**The problem:** Collect all lines below with the string "HDIL".

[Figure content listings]
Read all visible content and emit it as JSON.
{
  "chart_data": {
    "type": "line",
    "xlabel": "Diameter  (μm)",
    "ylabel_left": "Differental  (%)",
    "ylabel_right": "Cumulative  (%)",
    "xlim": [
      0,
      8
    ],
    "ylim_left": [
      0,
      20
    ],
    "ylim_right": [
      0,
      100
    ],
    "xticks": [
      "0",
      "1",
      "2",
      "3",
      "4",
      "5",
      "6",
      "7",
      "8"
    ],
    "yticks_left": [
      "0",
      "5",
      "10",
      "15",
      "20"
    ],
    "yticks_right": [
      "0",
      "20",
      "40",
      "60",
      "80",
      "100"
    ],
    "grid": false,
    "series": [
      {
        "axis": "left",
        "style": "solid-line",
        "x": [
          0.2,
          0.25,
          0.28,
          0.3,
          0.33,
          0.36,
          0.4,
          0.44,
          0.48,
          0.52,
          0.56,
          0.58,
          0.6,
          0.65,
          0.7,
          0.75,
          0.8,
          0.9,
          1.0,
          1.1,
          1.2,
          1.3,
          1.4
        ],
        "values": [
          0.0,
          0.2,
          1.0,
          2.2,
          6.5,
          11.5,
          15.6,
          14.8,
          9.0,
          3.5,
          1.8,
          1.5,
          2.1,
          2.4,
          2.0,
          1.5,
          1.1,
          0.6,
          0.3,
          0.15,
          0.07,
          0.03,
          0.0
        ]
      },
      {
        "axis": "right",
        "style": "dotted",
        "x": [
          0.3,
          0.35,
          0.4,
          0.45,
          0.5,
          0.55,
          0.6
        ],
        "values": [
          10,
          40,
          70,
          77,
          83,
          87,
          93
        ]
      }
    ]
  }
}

---

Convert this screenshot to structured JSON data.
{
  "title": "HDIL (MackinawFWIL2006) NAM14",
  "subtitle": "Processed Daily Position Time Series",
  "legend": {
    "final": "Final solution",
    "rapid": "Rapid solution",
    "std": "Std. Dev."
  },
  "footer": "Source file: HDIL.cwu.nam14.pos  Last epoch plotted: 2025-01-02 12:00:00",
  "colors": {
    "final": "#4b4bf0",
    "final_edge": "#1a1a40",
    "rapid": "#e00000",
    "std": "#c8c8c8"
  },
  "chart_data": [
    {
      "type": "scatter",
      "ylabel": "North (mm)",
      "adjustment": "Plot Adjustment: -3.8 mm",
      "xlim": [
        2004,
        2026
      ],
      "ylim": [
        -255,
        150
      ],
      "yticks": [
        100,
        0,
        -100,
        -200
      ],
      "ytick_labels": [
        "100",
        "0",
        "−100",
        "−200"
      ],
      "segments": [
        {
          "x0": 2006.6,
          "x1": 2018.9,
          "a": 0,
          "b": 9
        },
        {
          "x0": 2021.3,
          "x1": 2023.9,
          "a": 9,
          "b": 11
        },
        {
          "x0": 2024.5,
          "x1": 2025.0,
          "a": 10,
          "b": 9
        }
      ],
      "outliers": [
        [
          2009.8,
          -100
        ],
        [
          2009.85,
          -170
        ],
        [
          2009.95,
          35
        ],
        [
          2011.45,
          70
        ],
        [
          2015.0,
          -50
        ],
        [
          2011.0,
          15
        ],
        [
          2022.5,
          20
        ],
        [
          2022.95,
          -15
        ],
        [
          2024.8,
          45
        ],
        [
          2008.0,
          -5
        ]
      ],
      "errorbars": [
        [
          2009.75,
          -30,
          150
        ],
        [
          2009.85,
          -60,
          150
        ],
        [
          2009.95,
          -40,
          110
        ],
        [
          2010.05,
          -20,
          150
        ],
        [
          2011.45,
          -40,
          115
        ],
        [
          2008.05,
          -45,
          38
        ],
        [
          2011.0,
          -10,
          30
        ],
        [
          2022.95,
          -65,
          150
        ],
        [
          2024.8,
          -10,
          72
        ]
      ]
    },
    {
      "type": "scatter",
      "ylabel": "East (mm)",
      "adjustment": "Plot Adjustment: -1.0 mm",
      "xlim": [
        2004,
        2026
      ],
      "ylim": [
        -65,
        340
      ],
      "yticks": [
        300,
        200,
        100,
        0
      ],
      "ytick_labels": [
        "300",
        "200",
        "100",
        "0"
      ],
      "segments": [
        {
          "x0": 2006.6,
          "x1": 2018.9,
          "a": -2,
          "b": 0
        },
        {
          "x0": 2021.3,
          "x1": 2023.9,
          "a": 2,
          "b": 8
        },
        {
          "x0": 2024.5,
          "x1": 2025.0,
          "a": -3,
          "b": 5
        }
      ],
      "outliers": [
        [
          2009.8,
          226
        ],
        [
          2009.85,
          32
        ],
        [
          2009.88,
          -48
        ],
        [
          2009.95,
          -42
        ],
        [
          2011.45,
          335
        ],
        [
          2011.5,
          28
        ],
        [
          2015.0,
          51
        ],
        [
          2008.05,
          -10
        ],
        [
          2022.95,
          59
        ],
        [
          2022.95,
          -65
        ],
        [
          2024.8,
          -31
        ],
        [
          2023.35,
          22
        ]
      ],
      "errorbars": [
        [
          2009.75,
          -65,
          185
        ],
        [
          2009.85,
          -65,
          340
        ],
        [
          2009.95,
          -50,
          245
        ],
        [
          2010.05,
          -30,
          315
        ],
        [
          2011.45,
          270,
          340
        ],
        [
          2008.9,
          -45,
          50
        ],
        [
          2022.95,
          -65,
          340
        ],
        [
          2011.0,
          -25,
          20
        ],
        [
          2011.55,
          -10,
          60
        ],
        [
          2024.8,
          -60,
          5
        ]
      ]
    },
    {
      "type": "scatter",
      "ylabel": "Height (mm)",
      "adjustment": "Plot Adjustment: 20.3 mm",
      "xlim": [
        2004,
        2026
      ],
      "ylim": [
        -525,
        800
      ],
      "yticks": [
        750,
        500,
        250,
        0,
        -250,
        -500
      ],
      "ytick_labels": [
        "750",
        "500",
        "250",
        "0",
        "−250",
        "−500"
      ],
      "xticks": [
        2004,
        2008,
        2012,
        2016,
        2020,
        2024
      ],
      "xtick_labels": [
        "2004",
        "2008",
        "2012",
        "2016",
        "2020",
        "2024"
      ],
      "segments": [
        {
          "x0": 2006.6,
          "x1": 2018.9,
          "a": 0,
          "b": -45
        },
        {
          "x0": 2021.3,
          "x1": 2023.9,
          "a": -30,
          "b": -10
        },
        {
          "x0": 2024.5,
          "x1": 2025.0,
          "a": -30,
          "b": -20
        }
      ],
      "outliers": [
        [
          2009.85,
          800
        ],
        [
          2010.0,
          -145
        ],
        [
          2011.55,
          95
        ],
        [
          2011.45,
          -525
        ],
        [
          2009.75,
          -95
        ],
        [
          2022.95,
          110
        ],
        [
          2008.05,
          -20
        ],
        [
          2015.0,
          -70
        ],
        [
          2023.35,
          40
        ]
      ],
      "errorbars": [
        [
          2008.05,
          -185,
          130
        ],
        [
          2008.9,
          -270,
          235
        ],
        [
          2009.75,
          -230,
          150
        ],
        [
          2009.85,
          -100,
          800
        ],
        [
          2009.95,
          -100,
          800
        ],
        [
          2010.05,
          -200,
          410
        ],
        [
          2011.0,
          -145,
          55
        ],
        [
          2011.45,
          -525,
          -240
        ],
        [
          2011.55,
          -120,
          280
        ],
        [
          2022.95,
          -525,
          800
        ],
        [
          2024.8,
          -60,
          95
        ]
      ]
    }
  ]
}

**Problem solution:**
  "title": "HDIL (MackinawFWIL2006) NAM14",
  "footer": "Source file: HDIL.cwu.nam14.pos  Last epoch plotted: 2025-01-02 12:00:00",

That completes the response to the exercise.